#### [GOAL]
Write out the listing below in full and exactly, leaving out every picture.

· · · · · · ·

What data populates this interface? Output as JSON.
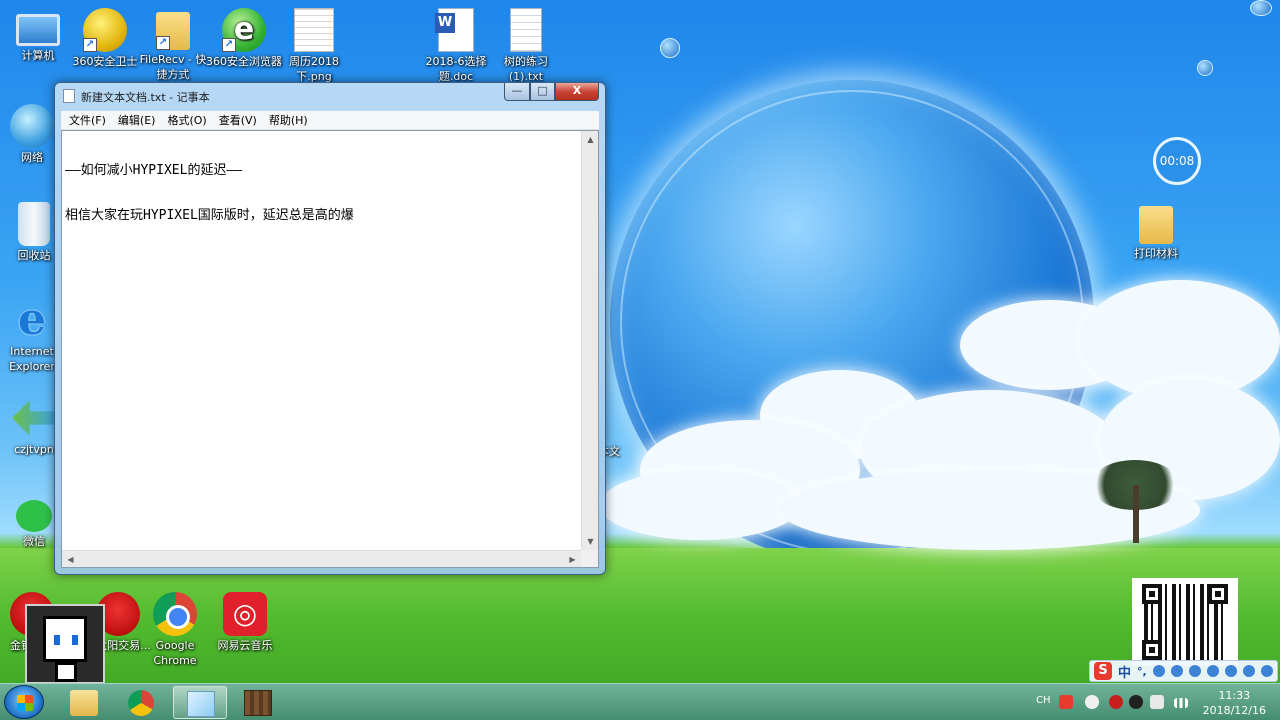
{
  "desktop_icons": {
    "computer": "计算机",
    "safe360": "360安全卫士",
    "filerecv": "FileRecv - 快捷方式",
    "browser360": "360安全浏览器",
    "calendar_png": "周历2018下.png",
    "doc_2018": "2018-6选择题.doc",
    "tree_txt": "树的练习 (1).txt",
    "network": "网络",
    "recycle": "回收站",
    "ie": "Internet Explorer",
    "vpn": "czjtvpn",
    "wechat": "微信",
    "stock": "金钱交易",
    "sun": "金太阳交易...",
    "chrome": "Google Chrome",
    "netease_music": "网易云音乐",
    "print_folder": "打印材料",
    "partial_text": "本文"
  },
  "timer": {
    "value": "00:08"
  },
  "notepad": {
    "title": "新建文本文档.txt - 记事本",
    "menu": [
      "文件(F)",
      "编辑(E)",
      "格式(O)",
      "查看(V)",
      "帮助(H)"
    ],
    "content_line1": "——如何减小HYPIXEL的延迟——",
    "content_line2": "相信大家在玩HYPIXEL国际版时，延迟总是高的爆",
    "btn_min": "—",
    "btn_max": "□",
    "btn_close": "X"
  },
  "tray": {
    "lang": "CH",
    "time": "11:33",
    "date": "2018/12/16"
  },
  "ime": {
    "s_label": "S",
    "mode": "中",
    "punct": "°,"
  }
}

· · · · · · ·

#### [THE RESULT]
What data populates this interface? Output as JSON.
{
  "desktop_icons": {
    "computer": "计算机",
    "safe360": "360安全卫士",
    "filerecv": "FileRecv - 快捷方式",
    "browser360": "360安全浏览器",
    "calendar_png": "周历2018下.png",
    "doc_2018": "2018-6选择题.doc",
    "tree_txt": "树的练习 (1).txt",
    "network": "网络",
    "recycle": "回收站",
    "ie": "Internet Explorer",
    "vpn": "czjtvpn",
    "wechat": "微信",
    "stock": "金钱交易",
    "sun": "金太阳交易...",
    "chrome": "Google Chrome",
    "netease_music": "网易云音乐",
    "print_folder": "打印材料",
    "partial_text": "本文"
  },
  "timer": {
    "value": "00:08"
  },
  "notepad": {
    "title": "新建文本文档.txt - 记事本",
    "menu": [
      "文件(F)",
      "编辑(E)",
      "格式(O)",
      "查看(V)",
      "帮助(H)"
    ],
    "content_line1": "——如何减小HYPIXEL的延迟——",
    "content_line2": "相信大家在玩HYPIXEL国际版时，延迟总是高的爆",
    "btn_min": "—",
    "btn_max": "□",
    "btn_close": "X"
  },
  "tray": {
    "lang": "CH",
    "time": "11:33",
    "date": "2018/12/16"
  },
  "ime": {
    "s_label": "S",
    "mode": "中",
    "punct": "°,"
  }
}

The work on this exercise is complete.